+++ Raw records +++

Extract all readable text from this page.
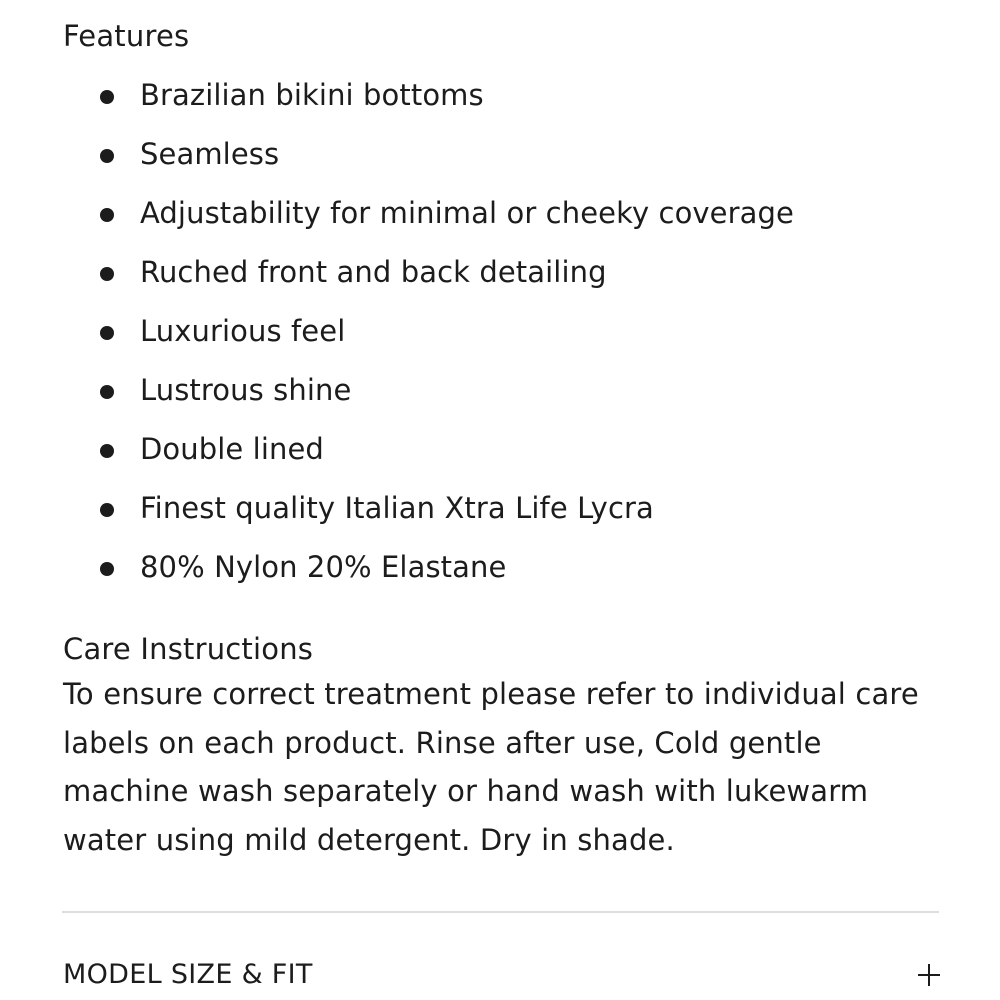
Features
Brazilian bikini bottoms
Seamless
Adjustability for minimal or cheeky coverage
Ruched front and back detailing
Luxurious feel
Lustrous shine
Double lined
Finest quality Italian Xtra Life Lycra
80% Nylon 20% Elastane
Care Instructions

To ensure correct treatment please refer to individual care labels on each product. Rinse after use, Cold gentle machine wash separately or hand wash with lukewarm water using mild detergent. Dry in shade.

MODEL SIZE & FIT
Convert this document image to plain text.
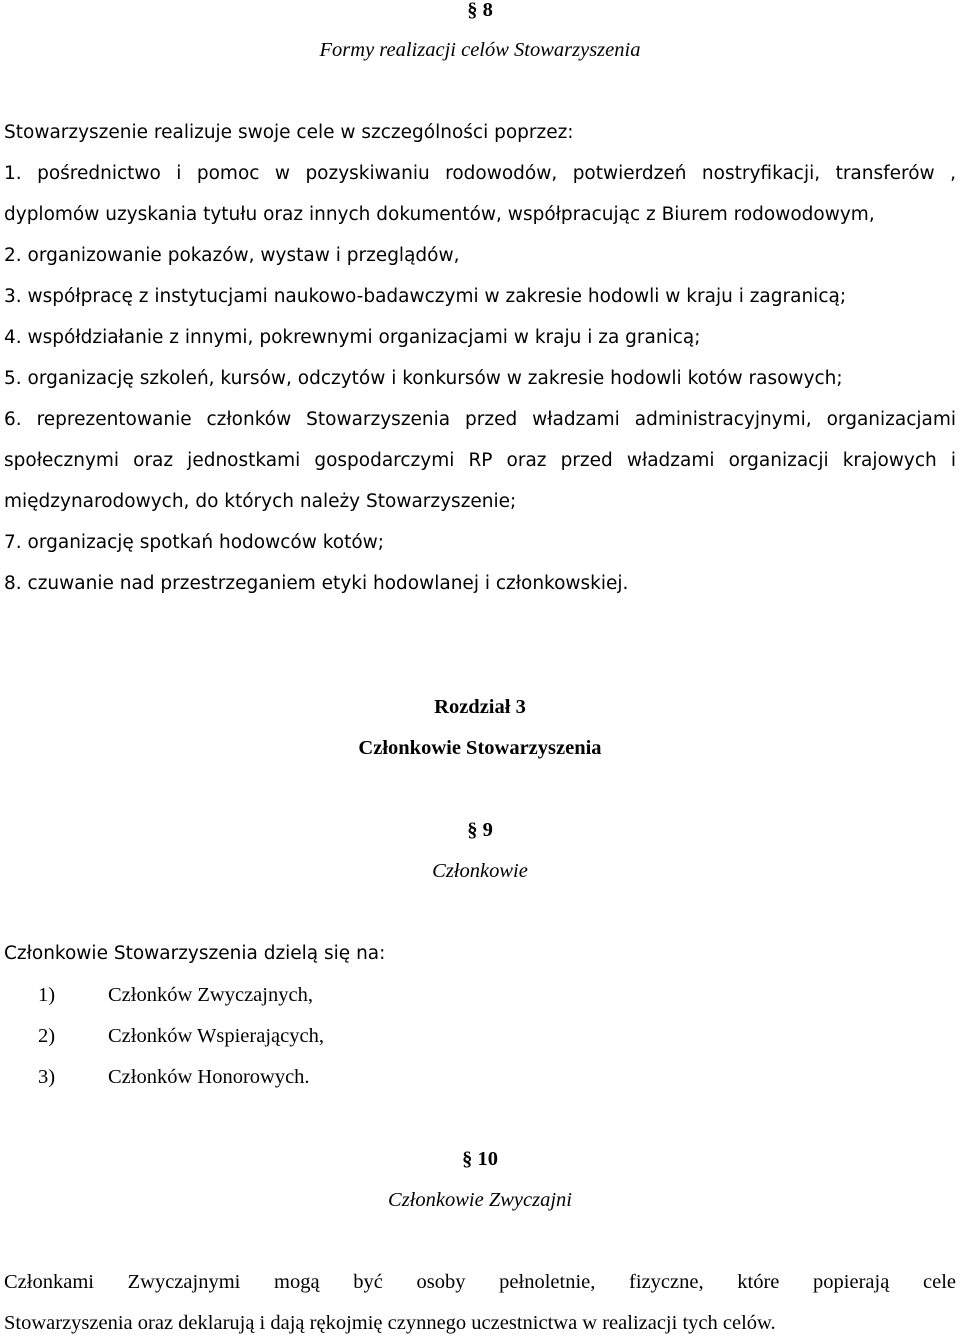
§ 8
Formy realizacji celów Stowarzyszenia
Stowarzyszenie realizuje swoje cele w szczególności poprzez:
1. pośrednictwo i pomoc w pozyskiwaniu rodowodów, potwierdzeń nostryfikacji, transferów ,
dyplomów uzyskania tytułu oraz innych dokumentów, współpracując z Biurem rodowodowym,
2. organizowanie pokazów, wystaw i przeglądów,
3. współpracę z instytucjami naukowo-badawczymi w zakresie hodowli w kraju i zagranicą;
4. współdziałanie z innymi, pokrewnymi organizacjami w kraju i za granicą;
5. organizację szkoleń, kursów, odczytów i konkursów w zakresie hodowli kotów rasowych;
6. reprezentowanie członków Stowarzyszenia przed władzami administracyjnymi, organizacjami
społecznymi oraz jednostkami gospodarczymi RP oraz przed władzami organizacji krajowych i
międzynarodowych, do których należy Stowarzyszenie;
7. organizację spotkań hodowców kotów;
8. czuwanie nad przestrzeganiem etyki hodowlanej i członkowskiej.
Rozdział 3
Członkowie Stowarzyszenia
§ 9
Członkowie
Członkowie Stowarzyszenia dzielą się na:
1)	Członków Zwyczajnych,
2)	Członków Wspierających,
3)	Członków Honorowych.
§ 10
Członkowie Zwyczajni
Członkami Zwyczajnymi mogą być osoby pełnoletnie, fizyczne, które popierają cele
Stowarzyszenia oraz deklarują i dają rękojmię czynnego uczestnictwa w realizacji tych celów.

+++
+++ Raw records +++

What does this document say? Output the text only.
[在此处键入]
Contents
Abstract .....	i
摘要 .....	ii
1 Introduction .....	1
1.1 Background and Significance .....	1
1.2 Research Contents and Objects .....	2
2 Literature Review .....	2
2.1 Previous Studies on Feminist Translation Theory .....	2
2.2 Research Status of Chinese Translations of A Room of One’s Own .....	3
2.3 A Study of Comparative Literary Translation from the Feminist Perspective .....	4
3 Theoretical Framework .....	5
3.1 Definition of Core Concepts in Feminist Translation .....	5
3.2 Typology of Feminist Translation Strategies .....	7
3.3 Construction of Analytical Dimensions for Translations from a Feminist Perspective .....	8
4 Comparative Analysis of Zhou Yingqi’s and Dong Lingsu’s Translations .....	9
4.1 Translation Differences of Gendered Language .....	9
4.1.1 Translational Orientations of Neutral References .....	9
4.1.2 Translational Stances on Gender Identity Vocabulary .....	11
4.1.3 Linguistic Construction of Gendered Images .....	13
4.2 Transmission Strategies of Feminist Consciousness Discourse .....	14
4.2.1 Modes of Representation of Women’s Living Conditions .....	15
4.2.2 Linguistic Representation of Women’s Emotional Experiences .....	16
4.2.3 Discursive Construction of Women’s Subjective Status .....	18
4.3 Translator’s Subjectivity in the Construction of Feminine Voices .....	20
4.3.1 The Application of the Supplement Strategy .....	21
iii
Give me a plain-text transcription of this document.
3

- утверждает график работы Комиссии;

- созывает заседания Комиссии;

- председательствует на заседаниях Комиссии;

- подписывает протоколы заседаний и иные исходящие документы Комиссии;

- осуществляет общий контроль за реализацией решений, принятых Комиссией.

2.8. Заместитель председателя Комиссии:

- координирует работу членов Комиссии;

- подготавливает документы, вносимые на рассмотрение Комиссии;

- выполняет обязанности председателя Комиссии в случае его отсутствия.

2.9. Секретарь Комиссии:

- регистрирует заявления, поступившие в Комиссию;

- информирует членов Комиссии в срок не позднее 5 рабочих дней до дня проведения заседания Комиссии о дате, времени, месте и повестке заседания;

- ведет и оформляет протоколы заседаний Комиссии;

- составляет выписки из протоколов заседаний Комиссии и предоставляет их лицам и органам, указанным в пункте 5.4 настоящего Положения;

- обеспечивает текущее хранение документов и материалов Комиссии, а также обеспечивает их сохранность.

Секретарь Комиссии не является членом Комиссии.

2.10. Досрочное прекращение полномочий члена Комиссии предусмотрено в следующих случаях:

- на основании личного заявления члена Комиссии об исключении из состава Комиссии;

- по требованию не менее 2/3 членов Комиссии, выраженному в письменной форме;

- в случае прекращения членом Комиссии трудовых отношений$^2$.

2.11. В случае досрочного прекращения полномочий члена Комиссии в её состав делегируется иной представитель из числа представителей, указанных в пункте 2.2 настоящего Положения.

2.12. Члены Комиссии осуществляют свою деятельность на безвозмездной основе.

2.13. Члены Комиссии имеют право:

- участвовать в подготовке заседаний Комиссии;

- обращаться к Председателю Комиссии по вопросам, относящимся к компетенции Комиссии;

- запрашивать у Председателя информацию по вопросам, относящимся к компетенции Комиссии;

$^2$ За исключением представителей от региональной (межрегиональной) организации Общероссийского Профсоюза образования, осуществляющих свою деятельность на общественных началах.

+++

Problem to work on: Copy out every line of the data that includes "Representation".

Answer to this problem:
4.2.1 Modes of Representation of Women’s Living Conditions .....	15
4.2.2 Linguistic Representation of Women’s Emotional Experiences .....	16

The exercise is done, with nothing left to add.